## Aim of the exercise
Restate the entire listing word for word.
========================================================================
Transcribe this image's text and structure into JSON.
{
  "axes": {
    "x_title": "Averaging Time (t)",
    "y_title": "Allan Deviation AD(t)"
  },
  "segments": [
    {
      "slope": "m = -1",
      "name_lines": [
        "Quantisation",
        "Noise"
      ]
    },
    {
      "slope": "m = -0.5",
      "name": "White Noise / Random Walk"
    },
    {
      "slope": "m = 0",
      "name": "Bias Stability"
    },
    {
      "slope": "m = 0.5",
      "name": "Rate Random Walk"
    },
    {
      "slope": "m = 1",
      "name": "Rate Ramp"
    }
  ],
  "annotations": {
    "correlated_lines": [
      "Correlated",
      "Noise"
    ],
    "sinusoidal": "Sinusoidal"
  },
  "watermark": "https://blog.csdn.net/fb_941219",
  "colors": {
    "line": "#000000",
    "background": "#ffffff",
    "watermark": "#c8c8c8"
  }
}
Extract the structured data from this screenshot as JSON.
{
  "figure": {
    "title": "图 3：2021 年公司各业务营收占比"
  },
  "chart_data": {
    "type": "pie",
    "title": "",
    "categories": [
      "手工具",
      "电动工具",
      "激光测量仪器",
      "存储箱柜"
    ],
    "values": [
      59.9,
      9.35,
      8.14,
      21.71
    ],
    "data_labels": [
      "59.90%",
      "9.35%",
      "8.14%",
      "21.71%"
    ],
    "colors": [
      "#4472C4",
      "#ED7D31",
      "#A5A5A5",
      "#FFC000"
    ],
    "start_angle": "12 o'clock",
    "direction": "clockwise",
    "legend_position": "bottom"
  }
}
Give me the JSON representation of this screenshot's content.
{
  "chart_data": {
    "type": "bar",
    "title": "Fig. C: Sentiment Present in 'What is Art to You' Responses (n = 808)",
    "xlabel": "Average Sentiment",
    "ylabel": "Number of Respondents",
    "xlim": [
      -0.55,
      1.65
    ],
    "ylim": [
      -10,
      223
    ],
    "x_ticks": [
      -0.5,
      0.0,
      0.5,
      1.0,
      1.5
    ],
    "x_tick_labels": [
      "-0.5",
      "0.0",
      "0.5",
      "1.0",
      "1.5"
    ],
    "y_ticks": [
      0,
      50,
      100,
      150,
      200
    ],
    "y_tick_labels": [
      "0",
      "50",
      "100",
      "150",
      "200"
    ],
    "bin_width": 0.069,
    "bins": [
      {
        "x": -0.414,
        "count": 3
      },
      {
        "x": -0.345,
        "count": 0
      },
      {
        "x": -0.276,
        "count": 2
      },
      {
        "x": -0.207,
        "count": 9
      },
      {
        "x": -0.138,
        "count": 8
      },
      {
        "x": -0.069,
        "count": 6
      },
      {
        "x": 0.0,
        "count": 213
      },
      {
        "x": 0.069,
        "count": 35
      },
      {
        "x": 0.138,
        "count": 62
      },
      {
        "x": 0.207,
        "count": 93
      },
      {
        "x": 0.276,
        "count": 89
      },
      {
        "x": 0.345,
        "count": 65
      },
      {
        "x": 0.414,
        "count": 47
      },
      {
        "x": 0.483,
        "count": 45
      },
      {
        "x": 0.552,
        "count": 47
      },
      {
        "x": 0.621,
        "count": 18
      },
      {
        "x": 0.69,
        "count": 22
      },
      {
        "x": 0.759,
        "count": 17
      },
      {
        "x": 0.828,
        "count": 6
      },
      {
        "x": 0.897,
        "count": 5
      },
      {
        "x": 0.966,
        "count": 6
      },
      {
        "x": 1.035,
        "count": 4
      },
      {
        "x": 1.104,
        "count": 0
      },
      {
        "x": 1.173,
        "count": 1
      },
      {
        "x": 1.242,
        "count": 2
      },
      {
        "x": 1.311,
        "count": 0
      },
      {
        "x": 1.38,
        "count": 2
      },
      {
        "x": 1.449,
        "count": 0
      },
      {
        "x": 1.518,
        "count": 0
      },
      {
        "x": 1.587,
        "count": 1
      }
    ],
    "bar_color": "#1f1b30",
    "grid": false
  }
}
========================================================================
## Result for this task
Transcribe this image's text and structure into JSON.
{
  "axes": {
    "x_title": "Averaging Time (t)",
    "y_title": "Allan Deviation AD(t)"
  },
  "segments": [
    {
      "slope": "m = -1",
      "name_lines": [
        "Quantisation",
        "Noise"
      ]
    },
    {
      "slope": "m = -0.5",
      "name": "White Noise / Random Walk"
    },
    {
      "slope": "m = 0",
      "name": "Bias Stability"
    },
    {
      "slope": "m = 0.5",
      "name": "Rate Random Walk"
    },
    {
      "slope": "m = 1",
      "name": "Rate Ramp"
    }
  ],
  "annotations": {
    "correlated_lines": [
      "Correlated",
      "Noise"
    ],
    "sinusoidal": "Sinusoidal"
  },
  "watermark": "https://blog.csdn.net/fb_941219",
  "colors": {
    "line": "#000000",
    "background": "#ffffff",
    "watermark": "#c8c8c8"
  }
}
Extract the structured data from this screenshot as JSON.
{
  "figure": {
    "title": "图 3：2021 年公司各业务营收占比"
  },
  "chart_data": {
    "type": "pie",
    "title": "",
    "categories": [
      "手工具",
      "电动工具",
      "激光测量仪器",
      "存储箱柜"
    ],
    "values": [
      59.9,
      9.35,
      8.14,
      21.71
    ],
    "data_labels": [
      "59.90%",
      "9.35%",
      "8.14%",
      "21.71%"
    ],
    "colors": [
      "#4472C4",
      "#ED7D31",
      "#A5A5A5",
      "#FFC000"
    ],
    "start_angle": "12 o'clock",
    "direction": "clockwise",
    "legend_position": "bottom"
  }
}
Give me the JSON representation of this screenshot's content.
{
  "chart_data": {
    "type": "bar",
    "title": "Fig. C: Sentiment Present in 'What is Art to You' Responses (n = 808)",
    "xlabel": "Average Sentiment",
    "ylabel": "Number of Respondents",
    "xlim": [
      -0.55,
      1.65
    ],
    "ylim": [
      -10,
      223
    ],
    "x_ticks": [
      -0.5,
      0.0,
      0.5,
      1.0,
      1.5
    ],
    "x_tick_labels": [
      "-0.5",
      "0.0",
      "0.5",
      "1.0",
      "1.5"
    ],
    "y_ticks": [
      0,
      50,
      100,
      150,
      200
    ],
    "y_tick_labels": [
      "0",
      "50",
      "100",
      "150",
      "200"
    ],
    "bin_width": 0.069,
    "bins": [
      {
        "x": -0.414,
        "count": 3
      },
      {
        "x": -0.345,
        "count": 0
      },
      {
        "x": -0.276,
        "count": 2
      },
      {
        "x": -0.207,
        "count": 9
      },
      {
        "x": -0.138,
        "count": 8
      },
      {
        "x": -0.069,
        "count": 6
      },
      {
        "x": 0.0,
        "count": 213
      },
      {
        "x": 0.069,
        "count": 35
      },
      {
        "x": 0.138,
        "count": 62
      },
      {
        "x": 0.207,
        "count": 93
      },
      {
        "x": 0.276,
        "count": 89
      },
      {
        "x": 0.345,
        "count": 65
      },
      {
        "x": 0.414,
        "count": 47
      },
      {
        "x": 0.483,
        "count": 45
      },
      {
        "x": 0.552,
        "count": 47
      },
      {
        "x": 0.621,
        "count": 18
      },
      {
        "x": 0.69,
        "count": 22
      },
      {
        "x": 0.759,
        "count": 17
      },
      {
        "x": 0.828,
        "count": 6
      },
      {
        "x": 0.897,
        "count": 5
      },
      {
        "x": 0.966,
        "count": 6
      },
      {
        "x": 1.035,
        "count": 4
      },
      {
        "x": 1.104,
        "count": 0
      },
      {
        "x": 1.173,
        "count": 1
      },
      {
        "x": 1.242,
        "count": 2
      },
      {
        "x": 1.311,
        "count": 0
      },
      {
        "x": 1.38,
        "count": 2
      },
      {
        "x": 1.449,
        "count": 0
      },
      {
        "x": 1.518,
        "count": 0
      },
      {
        "x": 1.587,
        "count": 1
      }
    ],
    "bar_color": "#1f1b30",
    "grid": false
  }
}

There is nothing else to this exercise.